* The input:
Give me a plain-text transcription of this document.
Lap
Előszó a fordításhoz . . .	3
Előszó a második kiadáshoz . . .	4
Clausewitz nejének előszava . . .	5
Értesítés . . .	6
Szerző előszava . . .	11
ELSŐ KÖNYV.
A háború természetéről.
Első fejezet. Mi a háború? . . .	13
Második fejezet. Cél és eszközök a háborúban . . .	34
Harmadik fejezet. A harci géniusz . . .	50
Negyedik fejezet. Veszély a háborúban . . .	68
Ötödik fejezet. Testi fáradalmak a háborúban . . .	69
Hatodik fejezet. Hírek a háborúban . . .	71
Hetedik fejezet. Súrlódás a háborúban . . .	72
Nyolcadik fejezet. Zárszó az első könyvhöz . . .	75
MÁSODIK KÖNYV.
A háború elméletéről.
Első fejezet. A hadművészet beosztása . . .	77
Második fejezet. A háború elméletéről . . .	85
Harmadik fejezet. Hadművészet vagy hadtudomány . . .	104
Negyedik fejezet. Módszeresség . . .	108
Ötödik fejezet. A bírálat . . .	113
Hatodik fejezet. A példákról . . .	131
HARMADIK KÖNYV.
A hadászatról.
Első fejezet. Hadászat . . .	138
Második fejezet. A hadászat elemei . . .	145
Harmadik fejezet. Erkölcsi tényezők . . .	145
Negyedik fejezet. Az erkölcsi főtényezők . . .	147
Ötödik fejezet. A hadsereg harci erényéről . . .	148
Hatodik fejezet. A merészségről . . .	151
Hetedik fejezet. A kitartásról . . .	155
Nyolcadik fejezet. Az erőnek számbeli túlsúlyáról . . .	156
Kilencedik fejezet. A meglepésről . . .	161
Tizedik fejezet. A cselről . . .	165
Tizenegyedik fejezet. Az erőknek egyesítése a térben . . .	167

* Given instruction: Of the lines in this material, state how many hold the string "előszava". Write no other words.

* Final answer: 2